-- begin --

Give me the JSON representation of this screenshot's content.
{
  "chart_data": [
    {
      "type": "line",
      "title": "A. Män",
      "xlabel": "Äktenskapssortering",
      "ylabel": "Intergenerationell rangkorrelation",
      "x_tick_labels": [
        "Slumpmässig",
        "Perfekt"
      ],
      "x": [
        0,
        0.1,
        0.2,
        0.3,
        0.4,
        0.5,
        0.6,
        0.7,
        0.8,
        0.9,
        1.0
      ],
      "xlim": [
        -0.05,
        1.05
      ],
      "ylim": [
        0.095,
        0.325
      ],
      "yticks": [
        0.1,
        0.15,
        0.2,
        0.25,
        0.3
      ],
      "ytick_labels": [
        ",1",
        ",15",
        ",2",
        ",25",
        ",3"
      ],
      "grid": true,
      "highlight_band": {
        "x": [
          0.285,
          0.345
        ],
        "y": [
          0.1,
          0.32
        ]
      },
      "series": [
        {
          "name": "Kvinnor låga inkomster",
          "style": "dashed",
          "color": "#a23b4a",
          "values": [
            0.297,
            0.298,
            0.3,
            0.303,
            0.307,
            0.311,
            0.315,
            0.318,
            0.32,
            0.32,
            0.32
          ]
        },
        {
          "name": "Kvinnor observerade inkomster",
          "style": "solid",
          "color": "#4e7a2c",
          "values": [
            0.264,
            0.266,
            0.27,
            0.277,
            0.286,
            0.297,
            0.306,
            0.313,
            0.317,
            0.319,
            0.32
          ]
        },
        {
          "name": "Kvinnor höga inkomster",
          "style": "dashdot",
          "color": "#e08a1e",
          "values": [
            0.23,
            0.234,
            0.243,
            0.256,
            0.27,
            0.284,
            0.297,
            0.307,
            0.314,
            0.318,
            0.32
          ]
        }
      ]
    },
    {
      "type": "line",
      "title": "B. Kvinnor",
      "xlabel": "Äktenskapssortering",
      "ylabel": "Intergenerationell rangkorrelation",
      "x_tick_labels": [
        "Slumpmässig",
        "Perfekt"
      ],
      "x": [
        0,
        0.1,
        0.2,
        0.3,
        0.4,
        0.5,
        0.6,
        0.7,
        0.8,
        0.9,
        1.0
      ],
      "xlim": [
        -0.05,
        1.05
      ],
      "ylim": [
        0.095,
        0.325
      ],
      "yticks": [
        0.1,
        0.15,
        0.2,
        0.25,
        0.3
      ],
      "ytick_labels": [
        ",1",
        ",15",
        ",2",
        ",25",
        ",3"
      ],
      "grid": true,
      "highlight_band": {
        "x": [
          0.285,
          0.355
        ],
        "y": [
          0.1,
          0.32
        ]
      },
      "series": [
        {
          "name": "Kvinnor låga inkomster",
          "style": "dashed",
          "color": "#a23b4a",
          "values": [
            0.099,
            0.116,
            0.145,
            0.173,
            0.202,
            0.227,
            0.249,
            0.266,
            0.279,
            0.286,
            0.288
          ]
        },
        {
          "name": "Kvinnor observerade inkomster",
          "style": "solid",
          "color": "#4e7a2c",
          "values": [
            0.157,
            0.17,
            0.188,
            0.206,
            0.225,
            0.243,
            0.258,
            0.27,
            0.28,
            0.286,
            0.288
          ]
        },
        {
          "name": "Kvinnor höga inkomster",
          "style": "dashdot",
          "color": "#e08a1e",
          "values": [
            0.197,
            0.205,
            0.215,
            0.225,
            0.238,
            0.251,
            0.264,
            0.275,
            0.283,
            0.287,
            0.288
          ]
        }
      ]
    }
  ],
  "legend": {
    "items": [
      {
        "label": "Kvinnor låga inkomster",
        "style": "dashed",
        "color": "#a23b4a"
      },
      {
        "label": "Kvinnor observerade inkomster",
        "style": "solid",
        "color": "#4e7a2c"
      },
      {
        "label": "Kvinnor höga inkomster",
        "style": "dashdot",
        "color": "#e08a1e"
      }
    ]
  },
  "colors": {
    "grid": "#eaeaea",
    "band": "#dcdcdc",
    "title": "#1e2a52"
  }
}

-- end --

TO BE DONE> Repeat every record, exactly as written.

THE SOLUTION>
Give me the JSON representation of this screenshot's content.
{
  "chart_data": [
    {
      "type": "line",
      "title": "A. Män",
      "xlabel": "Äktenskapssortering",
      "ylabel": "Intergenerationell rangkorrelation",
      "x_tick_labels": [
        "Slumpmässig",
        "Perfekt"
      ],
      "x": [
        0,
        0.1,
        0.2,
        0.3,
        0.4,
        0.5,
        0.6,
        0.7,
        0.8,
        0.9,
        1.0
      ],
      "xlim": [
        -0.05,
        1.05
      ],
      "ylim": [
        0.095,
        0.325
      ],
      "yticks": [
        0.1,
        0.15,
        0.2,
        0.25,
        0.3
      ],
      "ytick_labels": [
        ",1",
        ",15",
        ",2",
        ",25",
        ",3"
      ],
      "grid": true,
      "highlight_band": {
        "x": [
          0.285,
          0.345
        ],
        "y": [
          0.1,
          0.32
        ]
      },
      "series": [
        {
          "name": "Kvinnor låga inkomster",
          "style": "dashed",
          "color": "#a23b4a",
          "values": [
            0.297,
            0.298,
            0.3,
            0.303,
            0.307,
            0.311,
            0.315,
            0.318,
            0.32,
            0.32,
            0.32
          ]
        },
        {
          "name": "Kvinnor observerade inkomster",
          "style": "solid",
          "color": "#4e7a2c",
          "values": [
            0.264,
            0.266,
            0.27,
            0.277,
            0.286,
            0.297,
            0.306,
            0.313,
            0.317,
            0.319,
            0.32
          ]
        },
        {
          "name": "Kvinnor höga inkomster",
          "style": "dashdot",
          "color": "#e08a1e",
          "values": [
            0.23,
            0.234,
            0.243,
            0.256,
            0.27,
            0.284,
            0.297,
            0.307,
            0.314,
            0.318,
            0.32
          ]
        }
      ]
    },
    {
      "type": "line",
      "title": "B. Kvinnor",
      "xlabel": "Äktenskapssortering",
      "ylabel": "Intergenerationell rangkorrelation",
      "x_tick_labels": [
        "Slumpmässig",
        "Perfekt"
      ],
      "x": [
        0,
        0.1,
        0.2,
        0.3,
        0.4,
        0.5,
        0.6,
        0.7,
        0.8,
        0.9,
        1.0
      ],
      "xlim": [
        -0.05,
        1.05
      ],
      "ylim": [
        0.095,
        0.325
      ],
      "yticks": [
        0.1,
        0.15,
        0.2,
        0.25,
        0.3
      ],
      "ytick_labels": [
        ",1",
        ",15",
        ",2",
        ",25",
        ",3"
      ],
      "grid": true,
      "highlight_band": {
        "x": [
          0.285,
          0.355
        ],
        "y": [
          0.1,
          0.32
        ]
      },
      "series": [
        {
          "name": "Kvinnor låga inkomster",
          "style": "dashed",
          "color": "#a23b4a",
          "values": [
            0.099,
            0.116,
            0.145,
            0.173,
            0.202,
            0.227,
            0.249,
            0.266,
            0.279,
            0.286,
            0.288
          ]
        },
        {
          "name": "Kvinnor observerade inkomster",
          "style": "solid",
          "color": "#4e7a2c",
          "values": [
            0.157,
            0.17,
            0.188,
            0.206,
            0.225,
            0.243,
            0.258,
            0.27,
            0.28,
            0.286,
            0.288
          ]
        },
        {
          "name": "Kvinnor höga inkomster",
          "style": "dashdot",
          "color": "#e08a1e",
          "values": [
            0.197,
            0.205,
            0.215,
            0.225,
            0.238,
            0.251,
            0.264,
            0.275,
            0.283,
            0.287,
            0.288
          ]
        }
      ]
    }
  ],
  "legend": {
    "items": [
      {
        "label": "Kvinnor låga inkomster",
        "style": "dashed",
        "color": "#a23b4a"
      },
      {
        "label": "Kvinnor observerade inkomster",
        "style": "solid",
        "color": "#4e7a2c"
      },
      {
        "label": "Kvinnor höga inkomster",
        "style": "dashdot",
        "color": "#e08a1e"
      }
    ]
  },
  "colors": {
    "grid": "#eaeaea",
    "band": "#dcdcdc",
    "title": "#1e2a52"
  }
}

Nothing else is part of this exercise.